═══ GIVEN RECORDS ═══

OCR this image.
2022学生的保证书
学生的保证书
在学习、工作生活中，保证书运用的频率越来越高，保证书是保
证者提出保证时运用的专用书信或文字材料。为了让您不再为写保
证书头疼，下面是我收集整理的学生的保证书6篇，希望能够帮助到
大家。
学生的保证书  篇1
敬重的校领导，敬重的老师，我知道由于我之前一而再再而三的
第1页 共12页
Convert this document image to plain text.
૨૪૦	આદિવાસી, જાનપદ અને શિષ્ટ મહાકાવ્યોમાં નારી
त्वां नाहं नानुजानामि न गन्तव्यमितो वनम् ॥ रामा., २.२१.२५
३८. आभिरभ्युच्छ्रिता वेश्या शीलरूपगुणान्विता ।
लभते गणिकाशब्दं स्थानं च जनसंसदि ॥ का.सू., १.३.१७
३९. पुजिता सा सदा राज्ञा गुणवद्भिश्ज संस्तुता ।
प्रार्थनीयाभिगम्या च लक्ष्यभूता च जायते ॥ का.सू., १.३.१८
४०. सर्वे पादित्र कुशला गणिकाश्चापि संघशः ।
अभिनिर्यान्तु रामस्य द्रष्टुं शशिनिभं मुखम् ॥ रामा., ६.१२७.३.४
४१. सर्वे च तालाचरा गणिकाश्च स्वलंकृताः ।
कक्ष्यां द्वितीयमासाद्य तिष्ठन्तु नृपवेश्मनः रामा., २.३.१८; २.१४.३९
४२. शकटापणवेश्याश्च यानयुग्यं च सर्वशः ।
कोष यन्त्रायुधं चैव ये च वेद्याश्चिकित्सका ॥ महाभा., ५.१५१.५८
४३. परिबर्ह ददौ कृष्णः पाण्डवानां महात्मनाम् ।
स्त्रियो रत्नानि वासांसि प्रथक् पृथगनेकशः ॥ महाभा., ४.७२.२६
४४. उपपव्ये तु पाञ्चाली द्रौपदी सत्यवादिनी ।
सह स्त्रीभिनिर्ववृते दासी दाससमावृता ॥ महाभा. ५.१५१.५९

═══

__SET EXERCISE__
Please copy out each record, character for character.

__COMPLETED TASK__
OCR this image.
2022学生的保证书
学生的保证书
在学习、工作生活中，保证书运用的频率越来越高，保证书是保
证者提出保证时运用的专用书信或文字材料。为了让您不再为写保
证书头疼，下面是我收集整理的学生的保证书6篇，希望能够帮助到
大家。
学生的保证书  篇1
敬重的校领导，敬重的老师，我知道由于我之前一而再再而三的
第1页 共12页
Convert this document image to plain text.
૨૪૦	આદિવાસી, જાનપદ અને શિષ્ટ મહાકાવ્યોમાં નારી
त्वां नाहं नानुजानामि न गन्तव्यमितो वनम् ॥ रामा., २.२१.२५
३८. आभिरभ्युच्छ्रिता वेश्या शीलरूपगुणान्विता ।
लभते गणिकाशब्दं स्थानं च जनसंसदि ॥ का.सू., १.३.१७
३९. पुजिता सा सदा राज्ञा गुणवद्भिश्ज संस्तुता ।
प्रार्थनीयाभिगम्या च लक्ष्यभूता च जायते ॥ का.सू., १.३.१८
४०. सर्वे पादित्र कुशला गणिकाश्चापि संघशः ।
अभिनिर्यान्तु रामस्य द्रष्टुं शशिनिभं मुखम् ॥ रामा., ६.१२७.३.४
४१. सर्वे च तालाचरा गणिकाश्च स्वलंकृताः ।
कक्ष्यां द्वितीयमासाद्य तिष्ठन्तु नृपवेश्मनः रामा., २.३.१८; २.१४.३९
४२. शकटापणवेश्याश्च यानयुग्यं च सर्वशः ।
कोष यन्त्रायुधं चैव ये च वेद्याश्चिकित्सका ॥ महाभा., ५.१५१.५८
४३. परिबर्ह ददौ कृष्णः पाण्डवानां महात्मनाम् ।
स्त्रियो रत्नानि वासांसि प्रथक् पृथगनेकशः ॥ महाभा., ४.७२.२६
४४. उपपव्ये तु पाञ्चाली द्रौपदी सत्यवादिनी ।
सह स्त्रीभिनिर्ववृते दासी दाससमावृता ॥ महाभा. ५.१५१.५९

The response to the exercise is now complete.